◆ Work required: Return the listing below in full, with every line exactly as it is.

◆ Exercise material:
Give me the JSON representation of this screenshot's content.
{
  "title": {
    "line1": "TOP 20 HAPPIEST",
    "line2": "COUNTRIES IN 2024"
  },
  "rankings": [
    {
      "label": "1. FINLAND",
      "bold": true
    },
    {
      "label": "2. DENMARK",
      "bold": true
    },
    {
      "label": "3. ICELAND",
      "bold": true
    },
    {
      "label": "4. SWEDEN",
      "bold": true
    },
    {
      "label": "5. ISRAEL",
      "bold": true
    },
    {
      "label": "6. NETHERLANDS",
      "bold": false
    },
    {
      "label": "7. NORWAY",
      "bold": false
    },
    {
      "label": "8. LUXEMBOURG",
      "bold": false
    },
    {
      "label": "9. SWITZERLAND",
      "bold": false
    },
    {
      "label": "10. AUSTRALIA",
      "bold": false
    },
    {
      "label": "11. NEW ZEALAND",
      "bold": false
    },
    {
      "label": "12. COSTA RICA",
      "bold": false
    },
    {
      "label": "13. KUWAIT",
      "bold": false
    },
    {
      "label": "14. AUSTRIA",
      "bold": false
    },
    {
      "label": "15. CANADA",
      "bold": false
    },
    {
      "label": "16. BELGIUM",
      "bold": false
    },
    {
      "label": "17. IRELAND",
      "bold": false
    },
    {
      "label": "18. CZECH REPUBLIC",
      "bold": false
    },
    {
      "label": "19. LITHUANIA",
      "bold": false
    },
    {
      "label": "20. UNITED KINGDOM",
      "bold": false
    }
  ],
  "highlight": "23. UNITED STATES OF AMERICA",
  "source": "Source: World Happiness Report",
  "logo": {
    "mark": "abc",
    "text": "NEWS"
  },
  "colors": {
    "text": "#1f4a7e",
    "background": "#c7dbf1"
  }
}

◆ Output below:
Give me the JSON representation of this screenshot's content.
{
  "title": {
    "line1": "TOP 20 HAPPIEST",
    "line2": "COUNTRIES IN 2024"
  },
  "rankings": [
    {
      "label": "1. FINLAND",
      "bold": true
    },
    {
      "label": "2. DENMARK",
      "bold": true
    },
    {
      "label": "3. ICELAND",
      "bold": true
    },
    {
      "label": "4. SWEDEN",
      "bold": true
    },
    {
      "label": "5. ISRAEL",
      "bold": true
    },
    {
      "label": "6. NETHERLANDS",
      "bold": false
    },
    {
      "label": "7. NORWAY",
      "bold": false
    },
    {
      "label": "8. LUXEMBOURG",
      "bold": false
    },
    {
      "label": "9. SWITZERLAND",
      "bold": false
    },
    {
      "label": "10. AUSTRALIA",
      "bold": false
    },
    {
      "label": "11. NEW ZEALAND",
      "bold": false
    },
    {
      "label": "12. COSTA RICA",
      "bold": false
    },
    {
      "label": "13. KUWAIT",
      "bold": false
    },
    {
      "label": "14. AUSTRIA",
      "bold": false
    },
    {
      "label": "15. CANADA",
      "bold": false
    },
    {
      "label": "16. BELGIUM",
      "bold": false
    },
    {
      "label": "17. IRELAND",
      "bold": false
    },
    {
      "label": "18. CZECH REPUBLIC",
      "bold": false
    },
    {
      "label": "19. LITHUANIA",
      "bold": false
    },
    {
      "label": "20. UNITED KINGDOM",
      "bold": false
    }
  ],
  "highlight": "23. UNITED STATES OF AMERICA",
  "source": "Source: World Happiness Report",
  "logo": {
    "mark": "abc",
    "text": "NEWS"
  },
  "colors": {
    "text": "#1f4a7e",
    "background": "#c7dbf1"
  }
}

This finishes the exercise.